■ GOAL: Quote the records below in full, exactly as given, with the images taken out.

— Begin DATASET EXCERPTS —

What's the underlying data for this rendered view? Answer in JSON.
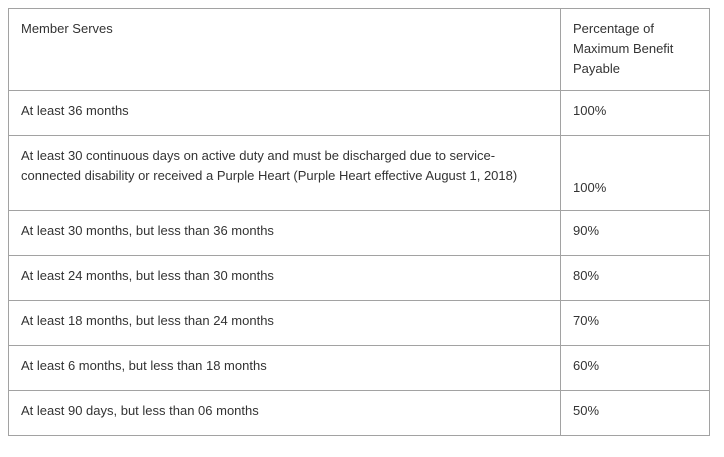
{
  "table": {
    "columns": [
      {
        "label": "Member Serves"
      },
      {
        "label": "Percentage of Maximum Benefit Payable"
      }
    ],
    "rows": [
      {
        "service": "At least 36 months",
        "percentage": "100%"
      },
      {
        "service": "At least 30 continuous days on active duty and must be discharged due to service-connected disability or received a Purple Heart (Purple Heart effective August 1, 2018)",
        "percentage": "100%",
        "tall": true,
        "valign": "bottom"
      },
      {
        "service": "At least 30 months, but less than 36 months",
        "percentage": "90%"
      },
      {
        "service": "At least 24 months, but less than 30 months",
        "percentage": "80%"
      },
      {
        "service": "At least 18 months, but less than 24 months",
        "percentage": "70%"
      },
      {
        "service": "At least 6 months, but less than 18 months",
        "percentage": "60%"
      },
      {
        "service": "At least 90 days, but less than 06 months",
        "percentage": "50%"
      }
    ],
    "colors": {
      "border": "#a2a2a2",
      "text": "#333333",
      "background": "#ffffff"
    }
  }
}
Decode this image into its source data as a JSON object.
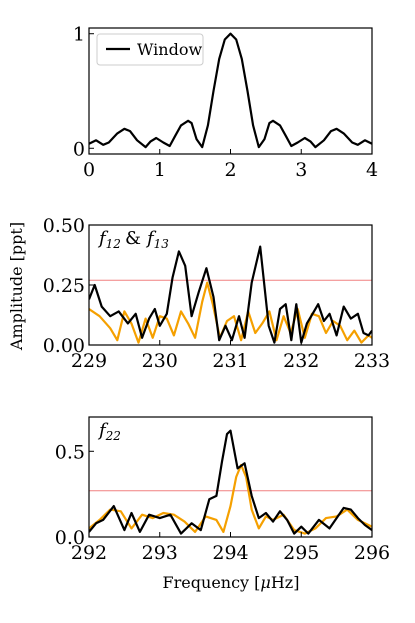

— End DATASET EXCERPTS —

■ WRITTEN RESPONSE:
What's the underlying data for this rendered view? Answer in JSON.
{
  "table": {
    "columns": [
      {
        "label": "Member Serves"
      },
      {
        "label": "Percentage of Maximum Benefit Payable"
      }
    ],
    "rows": [
      {
        "service": "At least 36 months",
        "percentage": "100%"
      },
      {
        "service": "At least 30 continuous days on active duty and must be discharged due to service-connected disability or received a Purple Heart (Purple Heart effective August 1, 2018)",
        "percentage": "100%",
        "tall": true,
        "valign": "bottom"
      },
      {
        "service": "At least 30 months, but less than 36 months",
        "percentage": "90%"
      },
      {
        "service": "At least 24 months, but less than 30 months",
        "percentage": "80%"
      },
      {
        "service": "At least 18 months, but less than 24 months",
        "percentage": "70%"
      },
      {
        "service": "At least 6 months, but less than 18 months",
        "percentage": "60%"
      },
      {
        "service": "At least 90 days, but less than 06 months",
        "percentage": "50%"
      }
    ],
    "colors": {
      "border": "#a2a2a2",
      "text": "#333333",
      "background": "#ffffff"
    }
  }
}
Decode this image into its source data as a JSON object.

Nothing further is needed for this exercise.